## start Passage shown

From: Clifford Heath <clifford.heath@gmail.com>
To: Eric Wong <normalperson@yhbt.net>
Cc: mongrel-unicorn@rubyforge.org
Subject: Re: [PATCH (geoip)] use IO.pread from the io-extra lib if possible
Date: Thu, 12 Nov 2009 20:50:05 +0000 [thread overview]
Message-ID: <78ECBB6C-EB6E-46EF-AF70-7C5F72470BBD@gmail.com> (raw)
In-Reply-To: <20091107052452.GA31584@dcvr.yhbt.net>
Patch applied and pushed as 0.8.6, available on gemcutter.org
Clifford Heath.
On 07/11/2009, at 5:24 AM, Eric Wong wrote:
> I sent this to the author of geoip a few days ago and haven't heard
> back, yet. Since he may be on vacation or busy, somebody may also hit
> this problem in the mean time, I figured I'd post the patch + git
> repo I sent him here.
>
> Unicorn users:
>
> The pread(2)/pwrite(2) syscalls are very useful for making libraries
> like this one (that rely on an on-disk database) compatible with
> preload_app. TokyoCabinet is a great example of a library that's
> already compatible with Unicorn+preload_app out-of-the-box.

## end Passage shown
## start Information supplied

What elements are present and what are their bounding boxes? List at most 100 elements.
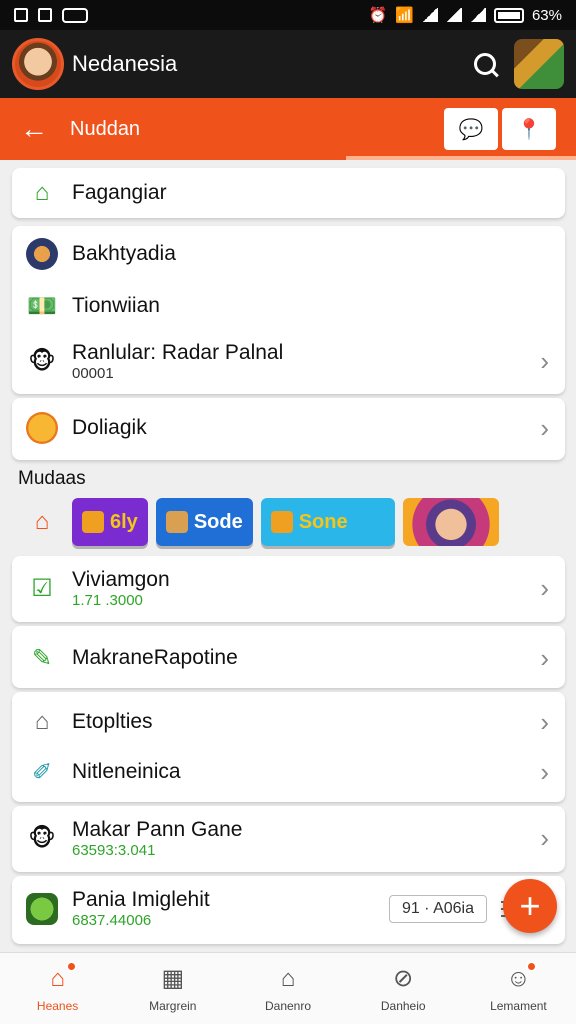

## end Information supplied

### Requirements
a) Can you quote, word for word, the stretch of the geoip patch email from "In-Reply-To: <20091107052452.GA31584@dcvr.yhbt.net>" through "sent him here."?
b) Would you extend the geoip patch email onward from the point where it currently ends?
You won't need the lines for anything here.

### The answers
a)
In-Reply-To: <20091107052452.GA31584@dcvr.yhbt.net>
Patch applied and pushed as 0.8.6, available on gemcutter.org
Clifford Heath.
On 07/11/2009, at 5:24 AM, Eric Wong wrote:
> I sent this to the author of geoip a few days ago and haven't heard
> back, yet. Since he may be on vacation or busy, somebody may also hit
> this problem in the mean time, I figured I'd post the patch + git
> repo I sent him here.

b)
>
> ----- Forwarded message from Eric Wong <normalperson@yhbt.net> -----
>
> From: Eric Wong <normalperson@yhbt.net>
> To: Clifford Heath <clifford.heath@gmail.com>
> Subject: [PATCH (geoip)] use IO.pread from the io-extra lib if
> possible
>
> Hi Clifford,
>
> One user of Unicorn[1] with the "preload_app" feature ran into
> problems
> with the open file descriptor being shared across multiple processes.
>
> I've only lightly tested this, but it seems to work. Of course
> I'll send you updates in case I notice anything broken.
>
> I've also pushed the below patch up to git://yhbt.net/geoip.git
> in case you'd rather "git pull" than "git am".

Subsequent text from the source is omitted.